__Set task__
Retype the material in full, keeping every word the same.

__Data supplied__

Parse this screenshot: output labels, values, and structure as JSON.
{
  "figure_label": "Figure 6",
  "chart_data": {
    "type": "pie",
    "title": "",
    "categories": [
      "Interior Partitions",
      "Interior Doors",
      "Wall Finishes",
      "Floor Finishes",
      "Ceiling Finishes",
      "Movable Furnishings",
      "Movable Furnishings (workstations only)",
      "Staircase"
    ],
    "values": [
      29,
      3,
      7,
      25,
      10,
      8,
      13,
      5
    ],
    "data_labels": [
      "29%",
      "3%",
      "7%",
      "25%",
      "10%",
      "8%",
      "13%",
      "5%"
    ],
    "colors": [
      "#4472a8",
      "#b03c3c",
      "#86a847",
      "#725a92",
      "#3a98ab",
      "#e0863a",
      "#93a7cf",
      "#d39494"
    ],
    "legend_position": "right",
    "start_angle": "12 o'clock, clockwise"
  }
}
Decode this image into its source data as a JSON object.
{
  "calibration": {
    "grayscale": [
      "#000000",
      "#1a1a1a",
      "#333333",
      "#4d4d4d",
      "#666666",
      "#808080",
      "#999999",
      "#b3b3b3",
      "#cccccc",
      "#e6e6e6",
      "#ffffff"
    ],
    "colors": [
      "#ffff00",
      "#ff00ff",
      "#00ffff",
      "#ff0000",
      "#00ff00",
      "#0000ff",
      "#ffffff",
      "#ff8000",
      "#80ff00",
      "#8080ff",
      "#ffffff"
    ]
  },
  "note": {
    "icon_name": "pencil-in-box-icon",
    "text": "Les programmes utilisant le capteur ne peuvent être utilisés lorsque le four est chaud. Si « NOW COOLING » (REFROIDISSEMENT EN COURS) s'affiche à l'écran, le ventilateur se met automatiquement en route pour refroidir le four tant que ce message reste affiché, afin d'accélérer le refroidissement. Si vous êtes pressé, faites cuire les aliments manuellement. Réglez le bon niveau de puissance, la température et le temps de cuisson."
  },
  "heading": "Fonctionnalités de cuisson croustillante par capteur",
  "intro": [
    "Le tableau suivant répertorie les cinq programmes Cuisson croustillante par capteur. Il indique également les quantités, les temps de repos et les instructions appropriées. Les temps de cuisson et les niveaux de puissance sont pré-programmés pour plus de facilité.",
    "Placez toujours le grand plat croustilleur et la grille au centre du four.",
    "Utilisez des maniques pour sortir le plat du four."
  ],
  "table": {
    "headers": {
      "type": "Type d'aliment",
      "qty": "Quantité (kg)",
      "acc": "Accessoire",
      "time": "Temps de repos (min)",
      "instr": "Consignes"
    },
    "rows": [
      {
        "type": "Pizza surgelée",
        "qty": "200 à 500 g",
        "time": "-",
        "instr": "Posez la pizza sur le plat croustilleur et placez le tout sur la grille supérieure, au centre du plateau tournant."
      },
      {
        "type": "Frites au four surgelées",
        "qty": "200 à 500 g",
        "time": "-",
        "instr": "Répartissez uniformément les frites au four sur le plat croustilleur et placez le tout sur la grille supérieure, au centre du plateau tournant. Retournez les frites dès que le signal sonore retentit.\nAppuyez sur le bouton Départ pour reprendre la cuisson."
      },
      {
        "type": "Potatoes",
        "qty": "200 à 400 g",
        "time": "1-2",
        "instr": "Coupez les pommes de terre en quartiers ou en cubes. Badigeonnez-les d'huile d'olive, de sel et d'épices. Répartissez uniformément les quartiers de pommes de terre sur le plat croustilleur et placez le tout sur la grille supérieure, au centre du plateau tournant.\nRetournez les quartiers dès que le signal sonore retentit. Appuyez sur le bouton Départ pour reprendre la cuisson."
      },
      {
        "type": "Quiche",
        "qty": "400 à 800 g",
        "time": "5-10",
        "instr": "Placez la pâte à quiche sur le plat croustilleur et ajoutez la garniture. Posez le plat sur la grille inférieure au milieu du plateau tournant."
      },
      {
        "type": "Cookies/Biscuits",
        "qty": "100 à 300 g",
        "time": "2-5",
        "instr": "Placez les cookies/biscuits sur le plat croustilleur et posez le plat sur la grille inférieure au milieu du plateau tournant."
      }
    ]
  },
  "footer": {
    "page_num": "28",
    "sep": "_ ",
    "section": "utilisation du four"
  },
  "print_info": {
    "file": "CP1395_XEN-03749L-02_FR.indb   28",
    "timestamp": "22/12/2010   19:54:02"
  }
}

__Answer to the problem__
Parse this screenshot: output labels, values, and structure as JSON.
{
  "figure_label": "Figure 6",
  "chart_data": {
    "type": "pie",
    "title": "",
    "categories": [
      "Interior Partitions",
      "Interior Doors",
      "Wall Finishes",
      "Floor Finishes",
      "Ceiling Finishes",
      "Movable Furnishings",
      "Movable Furnishings (workstations only)",
      "Staircase"
    ],
    "values": [
      29,
      3,
      7,
      25,
      10,
      8,
      13,
      5
    ],
    "data_labels": [
      "29%",
      "3%",
      "7%",
      "25%",
      "10%",
      "8%",
      "13%",
      "5%"
    ],
    "colors": [
      "#4472a8",
      "#b03c3c",
      "#86a847",
      "#725a92",
      "#3a98ab",
      "#e0863a",
      "#93a7cf",
      "#d39494"
    ],
    "legend_position": "right",
    "start_angle": "12 o'clock, clockwise"
  }
}
Decode this image into its source data as a JSON object.
{
  "calibration": {
    "grayscale": [
      "#000000",
      "#1a1a1a",
      "#333333",
      "#4d4d4d",
      "#666666",
      "#808080",
      "#999999",
      "#b3b3b3",
      "#cccccc",
      "#e6e6e6",
      "#ffffff"
    ],
    "colors": [
      "#ffff00",
      "#ff00ff",
      "#00ffff",
      "#ff0000",
      "#00ff00",
      "#0000ff",
      "#ffffff",
      "#ff8000",
      "#80ff00",
      "#8080ff",
      "#ffffff"
    ]
  },
  "note": {
    "icon_name": "pencil-in-box-icon",
    "text": "Les programmes utilisant le capteur ne peuvent être utilisés lorsque le four est chaud. Si « NOW COOLING » (REFROIDISSEMENT EN COURS) s'affiche à l'écran, le ventilateur se met automatiquement en route pour refroidir le four tant que ce message reste affiché, afin d'accélérer le refroidissement. Si vous êtes pressé, faites cuire les aliments manuellement. Réglez le bon niveau de puissance, la température et le temps de cuisson."
  },
  "heading": "Fonctionnalités de cuisson croustillante par capteur",
  "intro": [
    "Le tableau suivant répertorie les cinq programmes Cuisson croustillante par capteur. Il indique également les quantités, les temps de repos et les instructions appropriées. Les temps de cuisson et les niveaux de puissance sont pré-programmés pour plus de facilité.",
    "Placez toujours le grand plat croustilleur et la grille au centre du four.",
    "Utilisez des maniques pour sortir le plat du four."
  ],
  "table": {
    "headers": {
      "type": "Type d'aliment",
      "qty": "Quantité (kg)",
      "acc": "Accessoire",
      "time": "Temps de repos (min)",
      "instr": "Consignes"
    },
    "rows": [
      {
        "type": "Pizza surgelée",
        "qty": "200 à 500 g",
        "time": "-",
        "instr": "Posez la pizza sur le plat croustilleur et placez le tout sur la grille supérieure, au centre du plateau tournant."
      },
      {
        "type": "Frites au four surgelées",
        "qty": "200 à 500 g",
        "time": "-",
        "instr": "Répartissez uniformément les frites au four sur le plat croustilleur et placez le tout sur la grille supérieure, au centre du plateau tournant. Retournez les frites dès que le signal sonore retentit.\nAppuyez sur le bouton Départ pour reprendre la cuisson."
      },
      {
        "type": "Potatoes",
        "qty": "200 à 400 g",
        "time": "1-2",
        "instr": "Coupez les pommes de terre en quartiers ou en cubes. Badigeonnez-les d'huile d'olive, de sel et d'épices. Répartissez uniformément les quartiers de pommes de terre sur le plat croustilleur et placez le tout sur la grille supérieure, au centre du plateau tournant.\nRetournez les quartiers dès que le signal sonore retentit. Appuyez sur le bouton Départ pour reprendre la cuisson."
      },
      {
        "type": "Quiche",
        "qty": "400 à 800 g",
        "time": "5-10",
        "instr": "Placez la pâte à quiche sur le plat croustilleur et ajoutez la garniture. Posez le plat sur la grille inférieure au milieu du plateau tournant."
      },
      {
        "type": "Cookies/Biscuits",
        "qty": "100 à 300 g",
        "time": "2-5",
        "instr": "Placez les cookies/biscuits sur le plat croustilleur et posez le plat sur la grille inférieure au milieu du plateau tournant."
      }
    ]
  },
  "footer": {
    "page_num": "28",
    "sep": "_ ",
    "section": "utilisation du four"
  },
  "print_info": {
    "file": "CP1395_XEN-03749L-02_FR.indb   28",
    "timestamp": "22/12/2010   19:54:02"
  }
}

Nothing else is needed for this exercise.